[Records excerpted from a collection]

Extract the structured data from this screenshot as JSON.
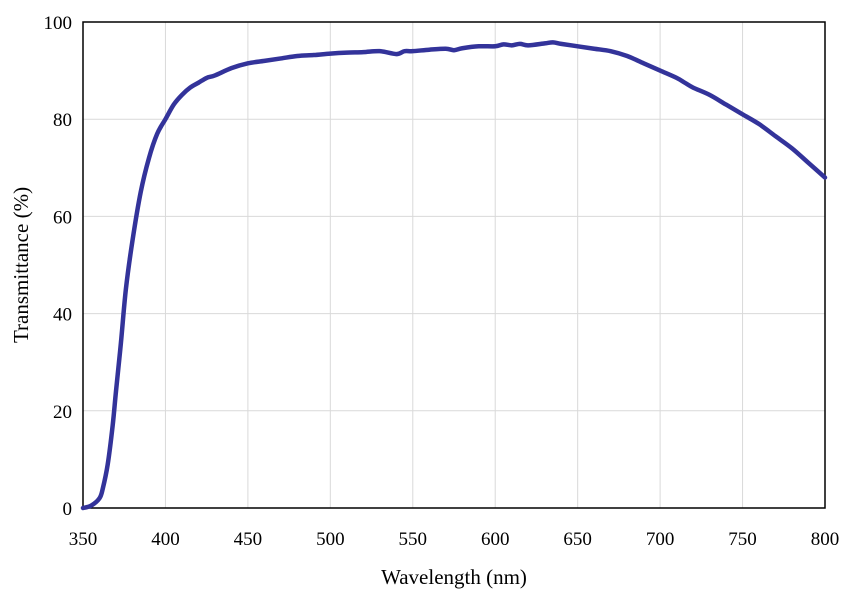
{
  "chart_data": {
    "type": "line",
    "title": "",
    "xlabel": "Wavelength (nm)",
    "ylabel": "Transmittance (%)",
    "xlim": [
      350,
      800
    ],
    "ylim": [
      0,
      100
    ],
    "x_ticks": [
      350,
      400,
      450,
      500,
      550,
      600,
      650,
      700,
      750,
      800
    ],
    "y_ticks": [
      0,
      20,
      40,
      60,
      80,
      100
    ],
    "grid": true,
    "legend": "none",
    "series": [
      {
        "color": "#33339a",
        "x": [
          350,
          355,
          360,
          362,
          365,
          368,
          370,
          373,
          376,
          380,
          385,
          390,
          395,
          400,
          405,
          410,
          415,
          420,
          425,
          430,
          440,
          450,
          460,
          470,
          480,
          490,
          500,
          510,
          520,
          530,
          540,
          545,
          550,
          560,
          570,
          575,
          580,
          590,
          600,
          605,
          610,
          615,
          620,
          630,
          635,
          640,
          650,
          660,
          670,
          680,
          690,
          700,
          710,
          715,
          720,
          730,
          740,
          750,
          760,
          770,
          780,
          790,
          800
        ],
        "y": [
          0,
          0.5,
          2,
          4,
          9,
          17,
          24,
          34,
          45,
          55,
          65,
          72,
          77,
          80,
          83,
          85,
          86.5,
          87.5,
          88.5,
          89,
          90.5,
          91.5,
          92,
          92.5,
          93,
          93.2,
          93.5,
          93.7,
          93.8,
          94,
          93.4,
          94,
          94,
          94.3,
          94.5,
          94.2,
          94.6,
          95,
          95,
          95.4,
          95.2,
          95.5,
          95.2,
          95.6,
          95.8,
          95.5,
          95,
          94.5,
          94,
          93,
          91.5,
          90,
          88.5,
          87.5,
          86.5,
          85,
          83,
          81,
          79,
          76.5,
          74,
          71,
          68
        ]
      }
    ]
  }
}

→ **OBJECTIVE**: Omit the pictures, then quote the rest of the material above exactly.

→ **TASK ANSWER**:
Extract the structured data from this screenshot as JSON.
{
  "chart_data": {
    "type": "line",
    "title": "",
    "xlabel": "Wavelength (nm)",
    "ylabel": "Transmittance (%)",
    "xlim": [
      350,
      800
    ],
    "ylim": [
      0,
      100
    ],
    "x_ticks": [
      350,
      400,
      450,
      500,
      550,
      600,
      650,
      700,
      750,
      800
    ],
    "y_ticks": [
      0,
      20,
      40,
      60,
      80,
      100
    ],
    "grid": true,
    "legend": "none",
    "series": [
      {
        "color": "#33339a",
        "x": [
          350,
          355,
          360,
          362,
          365,
          368,
          370,
          373,
          376,
          380,
          385,
          390,
          395,
          400,
          405,
          410,
          415,
          420,
          425,
          430,
          440,
          450,
          460,
          470,
          480,
          490,
          500,
          510,
          520,
          530,
          540,
          545,
          550,
          560,
          570,
          575,
          580,
          590,
          600,
          605,
          610,
          615,
          620,
          630,
          635,
          640,
          650,
          660,
          670,
          680,
          690,
          700,
          710,
          715,
          720,
          730,
          740,
          750,
          760,
          770,
          780,
          790,
          800
        ],
        "y": [
          0,
          0.5,
          2,
          4,
          9,
          17,
          24,
          34,
          45,
          55,
          65,
          72,
          77,
          80,
          83,
          85,
          86.5,
          87.5,
          88.5,
          89,
          90.5,
          91.5,
          92,
          92.5,
          93,
          93.2,
          93.5,
          93.7,
          93.8,
          94,
          93.4,
          94,
          94,
          94.3,
          94.5,
          94.2,
          94.6,
          95,
          95,
          95.4,
          95.2,
          95.5,
          95.2,
          95.6,
          95.8,
          95.5,
          95,
          94.5,
          94,
          93,
          91.5,
          90,
          88.5,
          87.5,
          86.5,
          85,
          83,
          81,
          79,
          76.5,
          74,
          71,
          68
        ]
      }
    ]
  }
}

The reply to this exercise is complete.